Extracted data ->

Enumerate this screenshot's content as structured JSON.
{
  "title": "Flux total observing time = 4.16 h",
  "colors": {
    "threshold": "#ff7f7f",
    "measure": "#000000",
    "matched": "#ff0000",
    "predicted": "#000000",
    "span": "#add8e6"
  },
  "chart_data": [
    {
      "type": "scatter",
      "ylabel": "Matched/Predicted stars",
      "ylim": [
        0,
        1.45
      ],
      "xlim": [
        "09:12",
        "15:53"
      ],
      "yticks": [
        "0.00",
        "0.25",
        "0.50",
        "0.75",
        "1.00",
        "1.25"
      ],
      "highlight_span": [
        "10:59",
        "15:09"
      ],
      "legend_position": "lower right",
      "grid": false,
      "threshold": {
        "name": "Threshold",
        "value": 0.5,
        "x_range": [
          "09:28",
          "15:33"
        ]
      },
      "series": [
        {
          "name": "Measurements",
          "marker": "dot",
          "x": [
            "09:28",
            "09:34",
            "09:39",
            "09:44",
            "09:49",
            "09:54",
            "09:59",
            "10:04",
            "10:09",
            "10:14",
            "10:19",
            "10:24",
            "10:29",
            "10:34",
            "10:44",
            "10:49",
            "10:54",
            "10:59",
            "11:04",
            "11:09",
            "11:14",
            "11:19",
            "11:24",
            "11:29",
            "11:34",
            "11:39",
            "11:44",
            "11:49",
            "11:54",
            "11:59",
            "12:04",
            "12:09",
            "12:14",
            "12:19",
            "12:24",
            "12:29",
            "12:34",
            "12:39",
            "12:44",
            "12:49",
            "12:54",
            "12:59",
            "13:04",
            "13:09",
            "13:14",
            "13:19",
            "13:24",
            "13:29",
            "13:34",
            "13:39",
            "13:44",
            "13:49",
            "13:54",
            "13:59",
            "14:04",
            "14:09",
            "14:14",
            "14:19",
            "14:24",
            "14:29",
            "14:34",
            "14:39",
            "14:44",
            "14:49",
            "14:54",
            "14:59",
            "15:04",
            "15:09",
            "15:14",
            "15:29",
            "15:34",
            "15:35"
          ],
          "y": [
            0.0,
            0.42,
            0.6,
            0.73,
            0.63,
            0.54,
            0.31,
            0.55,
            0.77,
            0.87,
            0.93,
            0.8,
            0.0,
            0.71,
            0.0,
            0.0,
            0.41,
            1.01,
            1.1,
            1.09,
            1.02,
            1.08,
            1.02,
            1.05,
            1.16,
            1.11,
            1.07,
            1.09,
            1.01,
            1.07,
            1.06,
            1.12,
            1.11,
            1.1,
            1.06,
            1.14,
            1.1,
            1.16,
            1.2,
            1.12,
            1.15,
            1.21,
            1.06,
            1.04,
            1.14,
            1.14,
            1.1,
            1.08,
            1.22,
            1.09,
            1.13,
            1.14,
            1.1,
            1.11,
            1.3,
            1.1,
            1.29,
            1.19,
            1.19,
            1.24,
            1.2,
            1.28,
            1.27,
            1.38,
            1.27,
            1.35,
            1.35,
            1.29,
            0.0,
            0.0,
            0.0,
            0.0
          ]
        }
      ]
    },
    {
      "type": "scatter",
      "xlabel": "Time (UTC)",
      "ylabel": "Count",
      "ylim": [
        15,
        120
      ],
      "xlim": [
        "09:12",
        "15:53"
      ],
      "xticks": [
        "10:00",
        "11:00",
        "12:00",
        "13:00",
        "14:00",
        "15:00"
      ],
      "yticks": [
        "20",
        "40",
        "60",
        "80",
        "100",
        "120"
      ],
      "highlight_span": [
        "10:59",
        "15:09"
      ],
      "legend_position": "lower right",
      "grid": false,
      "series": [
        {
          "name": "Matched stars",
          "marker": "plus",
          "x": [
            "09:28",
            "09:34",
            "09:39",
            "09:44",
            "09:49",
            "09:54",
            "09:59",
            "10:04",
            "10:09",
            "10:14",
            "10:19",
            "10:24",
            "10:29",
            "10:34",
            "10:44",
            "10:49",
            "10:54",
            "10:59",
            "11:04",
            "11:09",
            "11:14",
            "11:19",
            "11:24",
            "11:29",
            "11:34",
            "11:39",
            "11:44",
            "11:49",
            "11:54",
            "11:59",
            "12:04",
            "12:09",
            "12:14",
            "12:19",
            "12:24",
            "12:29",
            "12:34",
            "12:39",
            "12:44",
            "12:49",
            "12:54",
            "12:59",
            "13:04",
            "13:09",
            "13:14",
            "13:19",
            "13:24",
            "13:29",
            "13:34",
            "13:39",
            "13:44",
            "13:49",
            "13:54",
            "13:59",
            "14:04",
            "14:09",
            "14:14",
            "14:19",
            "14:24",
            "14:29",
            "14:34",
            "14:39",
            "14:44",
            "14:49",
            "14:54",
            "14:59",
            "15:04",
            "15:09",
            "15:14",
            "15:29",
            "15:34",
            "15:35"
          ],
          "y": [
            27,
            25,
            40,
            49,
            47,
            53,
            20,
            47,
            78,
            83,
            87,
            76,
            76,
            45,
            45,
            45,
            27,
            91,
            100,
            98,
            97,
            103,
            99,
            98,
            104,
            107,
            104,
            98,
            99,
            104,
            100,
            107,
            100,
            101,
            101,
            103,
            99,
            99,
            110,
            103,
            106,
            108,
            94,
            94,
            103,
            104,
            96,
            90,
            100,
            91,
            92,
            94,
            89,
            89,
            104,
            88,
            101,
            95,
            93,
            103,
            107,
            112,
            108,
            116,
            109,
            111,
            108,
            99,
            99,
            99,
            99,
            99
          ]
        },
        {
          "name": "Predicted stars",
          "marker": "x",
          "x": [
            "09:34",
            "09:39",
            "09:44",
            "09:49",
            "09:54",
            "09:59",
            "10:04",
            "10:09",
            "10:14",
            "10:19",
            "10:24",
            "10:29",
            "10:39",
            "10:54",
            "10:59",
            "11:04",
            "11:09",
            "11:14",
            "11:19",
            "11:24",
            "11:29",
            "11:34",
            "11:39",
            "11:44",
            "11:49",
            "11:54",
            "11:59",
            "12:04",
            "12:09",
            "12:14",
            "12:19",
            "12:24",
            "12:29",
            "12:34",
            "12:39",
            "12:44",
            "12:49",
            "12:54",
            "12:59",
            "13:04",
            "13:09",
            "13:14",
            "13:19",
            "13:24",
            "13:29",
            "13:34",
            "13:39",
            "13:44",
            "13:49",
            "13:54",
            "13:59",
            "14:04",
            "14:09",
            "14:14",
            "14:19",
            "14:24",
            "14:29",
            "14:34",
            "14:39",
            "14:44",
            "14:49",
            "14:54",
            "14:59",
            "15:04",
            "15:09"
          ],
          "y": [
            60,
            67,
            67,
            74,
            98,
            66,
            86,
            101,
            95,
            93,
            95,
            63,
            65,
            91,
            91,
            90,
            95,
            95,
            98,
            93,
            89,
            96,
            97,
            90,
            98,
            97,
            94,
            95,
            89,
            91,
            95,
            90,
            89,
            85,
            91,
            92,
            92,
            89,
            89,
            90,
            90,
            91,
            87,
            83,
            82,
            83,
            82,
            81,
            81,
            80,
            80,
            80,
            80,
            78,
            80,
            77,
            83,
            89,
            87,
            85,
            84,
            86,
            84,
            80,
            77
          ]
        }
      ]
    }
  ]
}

--

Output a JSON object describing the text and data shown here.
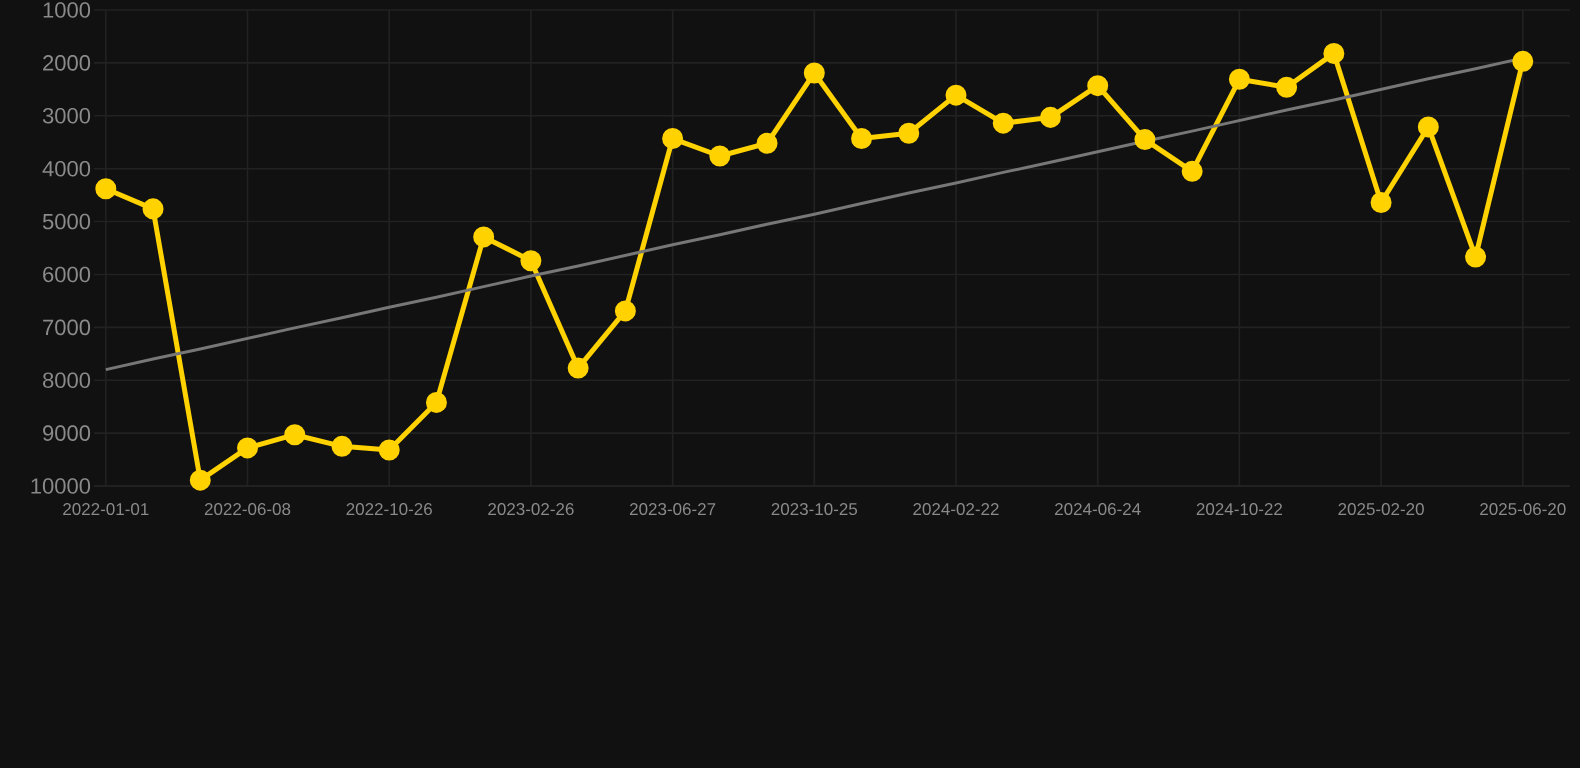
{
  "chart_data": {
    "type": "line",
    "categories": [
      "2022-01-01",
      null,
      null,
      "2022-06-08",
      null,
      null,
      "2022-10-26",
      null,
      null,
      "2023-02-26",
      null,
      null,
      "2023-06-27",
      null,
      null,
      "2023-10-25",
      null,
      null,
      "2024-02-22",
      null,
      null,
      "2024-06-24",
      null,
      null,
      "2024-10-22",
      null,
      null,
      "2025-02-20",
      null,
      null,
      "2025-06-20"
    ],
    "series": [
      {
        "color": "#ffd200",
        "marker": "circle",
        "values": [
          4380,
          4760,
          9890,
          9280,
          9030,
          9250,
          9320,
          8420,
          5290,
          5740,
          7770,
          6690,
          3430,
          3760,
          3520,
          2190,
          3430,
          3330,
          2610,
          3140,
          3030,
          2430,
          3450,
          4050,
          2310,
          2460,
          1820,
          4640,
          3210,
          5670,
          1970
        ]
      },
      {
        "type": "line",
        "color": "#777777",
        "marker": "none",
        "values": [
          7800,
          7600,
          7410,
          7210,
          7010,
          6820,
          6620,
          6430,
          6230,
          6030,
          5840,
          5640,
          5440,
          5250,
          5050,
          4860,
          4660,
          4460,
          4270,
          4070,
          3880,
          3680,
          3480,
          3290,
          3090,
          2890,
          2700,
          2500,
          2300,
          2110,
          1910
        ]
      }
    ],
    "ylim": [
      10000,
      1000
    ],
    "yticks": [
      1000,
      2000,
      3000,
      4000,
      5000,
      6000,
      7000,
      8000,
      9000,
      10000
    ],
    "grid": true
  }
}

...

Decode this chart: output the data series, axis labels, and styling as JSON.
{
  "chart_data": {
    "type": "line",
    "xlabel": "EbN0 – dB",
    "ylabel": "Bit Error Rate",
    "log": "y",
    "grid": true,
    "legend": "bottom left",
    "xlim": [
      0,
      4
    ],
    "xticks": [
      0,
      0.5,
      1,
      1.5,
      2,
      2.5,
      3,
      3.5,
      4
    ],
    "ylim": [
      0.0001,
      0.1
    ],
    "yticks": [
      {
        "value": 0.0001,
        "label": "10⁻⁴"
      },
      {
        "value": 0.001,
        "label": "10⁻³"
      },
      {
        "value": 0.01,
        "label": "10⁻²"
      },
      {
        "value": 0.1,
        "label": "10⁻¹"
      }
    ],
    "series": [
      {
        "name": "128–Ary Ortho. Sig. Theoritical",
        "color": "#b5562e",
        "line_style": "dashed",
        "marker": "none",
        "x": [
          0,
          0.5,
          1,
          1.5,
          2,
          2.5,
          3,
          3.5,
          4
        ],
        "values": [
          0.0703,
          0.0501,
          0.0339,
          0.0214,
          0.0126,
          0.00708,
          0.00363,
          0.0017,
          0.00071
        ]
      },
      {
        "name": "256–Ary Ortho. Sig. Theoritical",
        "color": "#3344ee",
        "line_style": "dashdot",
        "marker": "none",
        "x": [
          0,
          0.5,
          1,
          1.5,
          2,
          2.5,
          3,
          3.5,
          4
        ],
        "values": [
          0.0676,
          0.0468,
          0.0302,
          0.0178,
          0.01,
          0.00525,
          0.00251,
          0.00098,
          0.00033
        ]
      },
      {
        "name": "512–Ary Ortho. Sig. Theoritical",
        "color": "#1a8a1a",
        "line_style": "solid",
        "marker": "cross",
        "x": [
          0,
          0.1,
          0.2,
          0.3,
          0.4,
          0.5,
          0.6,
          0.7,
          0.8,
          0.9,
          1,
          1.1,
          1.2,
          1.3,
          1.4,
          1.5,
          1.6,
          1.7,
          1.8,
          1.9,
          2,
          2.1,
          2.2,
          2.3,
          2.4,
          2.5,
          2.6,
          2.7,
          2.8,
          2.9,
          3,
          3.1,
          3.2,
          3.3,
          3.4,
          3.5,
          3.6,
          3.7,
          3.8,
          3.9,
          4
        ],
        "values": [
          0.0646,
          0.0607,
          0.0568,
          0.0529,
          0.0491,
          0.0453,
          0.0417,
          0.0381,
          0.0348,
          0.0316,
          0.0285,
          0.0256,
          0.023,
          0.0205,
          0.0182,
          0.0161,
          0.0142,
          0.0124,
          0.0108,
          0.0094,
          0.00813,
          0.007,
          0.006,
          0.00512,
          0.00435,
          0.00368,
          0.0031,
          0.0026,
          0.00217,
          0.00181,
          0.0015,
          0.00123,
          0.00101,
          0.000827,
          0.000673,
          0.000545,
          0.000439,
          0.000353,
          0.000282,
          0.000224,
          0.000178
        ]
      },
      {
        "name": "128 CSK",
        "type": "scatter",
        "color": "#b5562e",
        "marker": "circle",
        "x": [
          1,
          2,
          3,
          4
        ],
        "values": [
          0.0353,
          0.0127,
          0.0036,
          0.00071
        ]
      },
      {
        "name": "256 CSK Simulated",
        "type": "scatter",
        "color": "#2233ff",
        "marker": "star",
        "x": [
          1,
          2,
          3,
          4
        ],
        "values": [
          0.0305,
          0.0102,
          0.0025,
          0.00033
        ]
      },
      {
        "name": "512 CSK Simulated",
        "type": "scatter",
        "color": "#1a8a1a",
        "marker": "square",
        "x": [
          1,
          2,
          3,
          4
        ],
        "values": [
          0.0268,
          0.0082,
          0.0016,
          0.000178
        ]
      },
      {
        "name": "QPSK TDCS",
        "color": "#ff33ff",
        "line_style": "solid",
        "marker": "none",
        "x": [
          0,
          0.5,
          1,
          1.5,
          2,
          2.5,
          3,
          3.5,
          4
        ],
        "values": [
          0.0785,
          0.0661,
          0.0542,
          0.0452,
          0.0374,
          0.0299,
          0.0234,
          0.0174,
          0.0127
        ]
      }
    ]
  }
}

Challenge ->
Scan the material above. Return every line containing the string "Theoritical".

Exercise result ->
        "name": "128–Ary Ortho. Sig. Theoritical",
        "name": "256–Ary Ortho. Sig. Theoritical",
        "name": "512–Ary Ortho. Sig. Theoritical",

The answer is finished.